**Tasks for this exercise**
1 - Answer these questions about the text on working with art collections:
(a) Which downsides does the writer say they are not talking about?
(b) At what event was the writer's visit to the Kiasma?
(c) Which work was the writer standing before, and who made it and when?
2 - Supply the continuation of the text on working with art collections, starting after its last sentence.

**Text excerpt**
+++
I often hear that people envy collections people for their interesting jobs. Being surrounded by art every day, being allowed to touch the originals, isn’t it wonderful? Granted, it is. But there are downsides, too. And I’m not talking about low payment, too much work and too few jobs or taking on responsibilities no one can really take (Preserving stuff in a way it’s still accessible in over 100 years? Find someone who accepts this bet!). I talk about what happens in your brain when you go to an art exhibition.
How bad can it be? Well, I made a snapshot of my mind when I visited the Midsummer Party at the Kiasma at the European Registrars Conference in Helsinki. They had their 13th collection exhibition and I was standing before „Laajentuja“ („Expander“) by Kimmo Schroderus from 2004.
+++
**Supplied information**

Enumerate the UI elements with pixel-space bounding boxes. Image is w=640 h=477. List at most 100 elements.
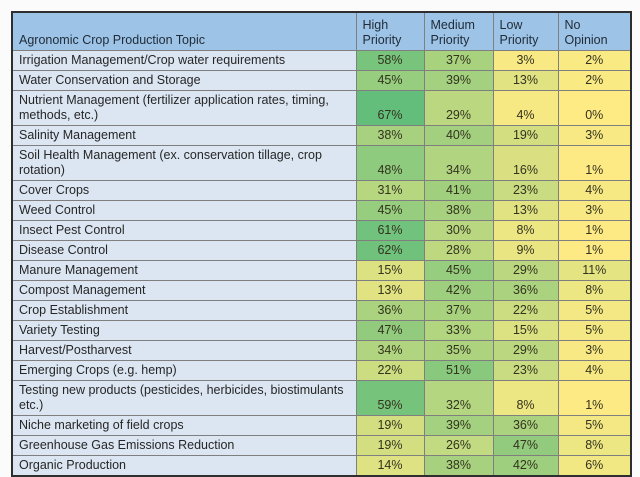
+++
**Answers below**
1 -
(a) Low payment, too much work and too few jobs, and taking on responsibilities no one can really take.
(b) The Midsummer Party at the Kiasma, during the European Registrars Conference in Helsinki.
(c) „Laajentuja“ („Expander“), made by Kimmo Schroderus in 2004.

2 -
„Oh, look at this, it’s gorgeous! Do you see the telescopic expanders? This thing will fit in literally every room. You understand? Every room. You can set it up in a castle, an aisle, a large exhibition hall, no matter what. And this should be easy to ship, too. I guess for the center sphere you will need a special crate, but the expanders should fit into a standard one. Well, only if they are really telescopic. Maybe they just look telescopic. If they are separate pieces, do you think they are hollow, so they fit into each other? Well, no, I guess this is too risky, think of the attrition. We will need several crates in this case. Or could we use pallets? What do you think, would they be good on pallets?“
And then my right brain snapped:
„Oh, shut up, left brain, I’m trying to enjoy the art!“
That’s it. That’s why you can’t really enjoy exhibitions if you are a collection manager.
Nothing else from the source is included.